**Source data:**
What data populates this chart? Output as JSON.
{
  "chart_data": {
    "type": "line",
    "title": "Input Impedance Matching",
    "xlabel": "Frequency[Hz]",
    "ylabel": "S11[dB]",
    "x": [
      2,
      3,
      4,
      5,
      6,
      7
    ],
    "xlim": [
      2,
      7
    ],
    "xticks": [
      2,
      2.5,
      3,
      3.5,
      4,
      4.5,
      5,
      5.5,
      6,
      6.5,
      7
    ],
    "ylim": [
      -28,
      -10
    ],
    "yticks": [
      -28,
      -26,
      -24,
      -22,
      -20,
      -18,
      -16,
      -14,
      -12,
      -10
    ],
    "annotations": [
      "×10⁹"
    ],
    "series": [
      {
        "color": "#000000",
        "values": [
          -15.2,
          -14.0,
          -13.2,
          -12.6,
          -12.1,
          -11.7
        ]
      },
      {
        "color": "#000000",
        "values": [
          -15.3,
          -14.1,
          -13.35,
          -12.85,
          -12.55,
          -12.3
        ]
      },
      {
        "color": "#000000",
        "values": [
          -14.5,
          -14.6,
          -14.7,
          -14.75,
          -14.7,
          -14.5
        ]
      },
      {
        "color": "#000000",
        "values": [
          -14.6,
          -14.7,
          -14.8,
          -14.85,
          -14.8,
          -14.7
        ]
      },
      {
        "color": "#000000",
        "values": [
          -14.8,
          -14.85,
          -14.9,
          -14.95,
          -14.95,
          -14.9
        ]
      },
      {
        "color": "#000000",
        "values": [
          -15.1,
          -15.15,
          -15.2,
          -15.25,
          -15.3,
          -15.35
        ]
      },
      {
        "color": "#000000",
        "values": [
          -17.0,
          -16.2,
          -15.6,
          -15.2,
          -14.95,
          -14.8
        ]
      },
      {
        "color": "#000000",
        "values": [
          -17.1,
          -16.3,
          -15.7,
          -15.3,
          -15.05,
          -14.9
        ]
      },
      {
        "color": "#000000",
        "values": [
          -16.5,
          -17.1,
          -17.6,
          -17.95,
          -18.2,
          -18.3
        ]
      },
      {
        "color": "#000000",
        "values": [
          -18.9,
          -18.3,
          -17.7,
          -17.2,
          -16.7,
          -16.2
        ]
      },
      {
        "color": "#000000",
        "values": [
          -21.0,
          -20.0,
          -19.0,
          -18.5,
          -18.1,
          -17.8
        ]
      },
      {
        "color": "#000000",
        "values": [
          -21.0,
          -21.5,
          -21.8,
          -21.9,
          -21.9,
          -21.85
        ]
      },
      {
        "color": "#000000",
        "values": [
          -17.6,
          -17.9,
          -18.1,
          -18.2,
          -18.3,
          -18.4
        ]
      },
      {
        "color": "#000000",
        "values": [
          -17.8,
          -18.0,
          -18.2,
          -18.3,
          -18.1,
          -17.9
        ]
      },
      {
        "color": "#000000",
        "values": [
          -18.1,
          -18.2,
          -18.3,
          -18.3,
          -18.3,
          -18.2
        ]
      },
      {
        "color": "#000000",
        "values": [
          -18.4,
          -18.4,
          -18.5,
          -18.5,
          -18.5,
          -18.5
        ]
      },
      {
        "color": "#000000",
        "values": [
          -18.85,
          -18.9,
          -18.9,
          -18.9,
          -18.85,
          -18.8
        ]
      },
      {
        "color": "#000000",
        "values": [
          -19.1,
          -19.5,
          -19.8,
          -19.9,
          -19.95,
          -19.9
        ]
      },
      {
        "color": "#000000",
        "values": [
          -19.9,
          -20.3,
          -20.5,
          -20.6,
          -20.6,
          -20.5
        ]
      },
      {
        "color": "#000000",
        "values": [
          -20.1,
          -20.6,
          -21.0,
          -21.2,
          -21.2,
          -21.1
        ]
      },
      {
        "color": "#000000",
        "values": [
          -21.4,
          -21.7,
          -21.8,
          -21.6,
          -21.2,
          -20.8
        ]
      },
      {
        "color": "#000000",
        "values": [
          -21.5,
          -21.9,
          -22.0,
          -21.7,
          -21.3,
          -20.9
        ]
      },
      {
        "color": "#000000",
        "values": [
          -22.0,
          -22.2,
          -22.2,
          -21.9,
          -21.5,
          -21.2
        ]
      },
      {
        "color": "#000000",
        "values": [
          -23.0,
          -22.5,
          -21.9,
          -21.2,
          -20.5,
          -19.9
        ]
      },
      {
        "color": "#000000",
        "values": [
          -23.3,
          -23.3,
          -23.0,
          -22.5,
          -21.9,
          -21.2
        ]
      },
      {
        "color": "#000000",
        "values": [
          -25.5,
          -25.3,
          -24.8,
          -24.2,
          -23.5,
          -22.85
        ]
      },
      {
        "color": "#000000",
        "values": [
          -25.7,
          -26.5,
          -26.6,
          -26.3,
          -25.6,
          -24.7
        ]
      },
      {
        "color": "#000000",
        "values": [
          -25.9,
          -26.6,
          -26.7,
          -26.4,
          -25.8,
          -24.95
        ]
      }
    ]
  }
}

**Instructions to follow:** The whole listing above needs to be written out again exactly.

**Result of the exercise:**
What data populates this chart? Output as JSON.
{
  "chart_data": {
    "type": "line",
    "title": "Input Impedance Matching",
    "xlabel": "Frequency[Hz]",
    "ylabel": "S11[dB]",
    "x": [
      2,
      3,
      4,
      5,
      6,
      7
    ],
    "xlim": [
      2,
      7
    ],
    "xticks": [
      2,
      2.5,
      3,
      3.5,
      4,
      4.5,
      5,
      5.5,
      6,
      6.5,
      7
    ],
    "ylim": [
      -28,
      -10
    ],
    "yticks": [
      -28,
      -26,
      -24,
      -22,
      -20,
      -18,
      -16,
      -14,
      -12,
      -10
    ],
    "annotations": [
      "×10⁹"
    ],
    "series": [
      {
        "color": "#000000",
        "values": [
          -15.2,
          -14.0,
          -13.2,
          -12.6,
          -12.1,
          -11.7
        ]
      },
      {
        "color": "#000000",
        "values": [
          -15.3,
          -14.1,
          -13.35,
          -12.85,
          -12.55,
          -12.3
        ]
      },
      {
        "color": "#000000",
        "values": [
          -14.5,
          -14.6,
          -14.7,
          -14.75,
          -14.7,
          -14.5
        ]
      },
      {
        "color": "#000000",
        "values": [
          -14.6,
          -14.7,
          -14.8,
          -14.85,
          -14.8,
          -14.7
        ]
      },
      {
        "color": "#000000",
        "values": [
          -14.8,
          -14.85,
          -14.9,
          -14.95,
          -14.95,
          -14.9
        ]
      },
      {
        "color": "#000000",
        "values": [
          -15.1,
          -15.15,
          -15.2,
          -15.25,
          -15.3,
          -15.35
        ]
      },
      {
        "color": "#000000",
        "values": [
          -17.0,
          -16.2,
          -15.6,
          -15.2,
          -14.95,
          -14.8
        ]
      },
      {
        "color": "#000000",
        "values": [
          -17.1,
          -16.3,
          -15.7,
          -15.3,
          -15.05,
          -14.9
        ]
      },
      {
        "color": "#000000",
        "values": [
          -16.5,
          -17.1,
          -17.6,
          -17.95,
          -18.2,
          -18.3
        ]
      },
      {
        "color": "#000000",
        "values": [
          -18.9,
          -18.3,
          -17.7,
          -17.2,
          -16.7,
          -16.2
        ]
      },
      {
        "color": "#000000",
        "values": [
          -21.0,
          -20.0,
          -19.0,
          -18.5,
          -18.1,
          -17.8
        ]
      },
      {
        "color": "#000000",
        "values": [
          -21.0,
          -21.5,
          -21.8,
          -21.9,
          -21.9,
          -21.85
        ]
      },
      {
        "color": "#000000",
        "values": [
          -17.6,
          -17.9,
          -18.1,
          -18.2,
          -18.3,
          -18.4
        ]
      },
      {
        "color": "#000000",
        "values": [
          -17.8,
          -18.0,
          -18.2,
          -18.3,
          -18.1,
          -17.9
        ]
      },
      {
        "color": "#000000",
        "values": [
          -18.1,
          -18.2,
          -18.3,
          -18.3,
          -18.3,
          -18.2
        ]
      },
      {
        "color": "#000000",
        "values": [
          -18.4,
          -18.4,
          -18.5,
          -18.5,
          -18.5,
          -18.5
        ]
      },
      {
        "color": "#000000",
        "values": [
          -18.85,
          -18.9,
          -18.9,
          -18.9,
          -18.85,
          -18.8
        ]
      },
      {
        "color": "#000000",
        "values": [
          -19.1,
          -19.5,
          -19.8,
          -19.9,
          -19.95,
          -19.9
        ]
      },
      {
        "color": "#000000",
        "values": [
          -19.9,
          -20.3,
          -20.5,
          -20.6,
          -20.6,
          -20.5
        ]
      },
      {
        "color": "#000000",
        "values": [
          -20.1,
          -20.6,
          -21.0,
          -21.2,
          -21.2,
          -21.1
        ]
      },
      {
        "color": "#000000",
        "values": [
          -21.4,
          -21.7,
          -21.8,
          -21.6,
          -21.2,
          -20.8
        ]
      },
      {
        "color": "#000000",
        "values": [
          -21.5,
          -21.9,
          -22.0,
          -21.7,
          -21.3,
          -20.9
        ]
      },
      {
        "color": "#000000",
        "values": [
          -22.0,
          -22.2,
          -22.2,
          -21.9,
          -21.5,
          -21.2
        ]
      },
      {
        "color": "#000000",
        "values": [
          -23.0,
          -22.5,
          -21.9,
          -21.2,
          -20.5,
          -19.9
        ]
      },
      {
        "color": "#000000",
        "values": [
          -23.3,
          -23.3,
          -23.0,
          -22.5,
          -21.9,
          -21.2
        ]
      },
      {
        "color": "#000000",
        "values": [
          -25.5,
          -25.3,
          -24.8,
          -24.2,
          -23.5,
          -22.85
        ]
      },
      {
        "color": "#000000",
        "values": [
          -25.7,
          -26.5,
          -26.6,
          -26.3,
          -25.6,
          -24.7
        ]
      },
      {
        "color": "#000000",
        "values": [
          -25.9,
          -26.6,
          -26.7,
          -26.4,
          -25.8,
          -24.95
        ]
      }
    ]
  }
}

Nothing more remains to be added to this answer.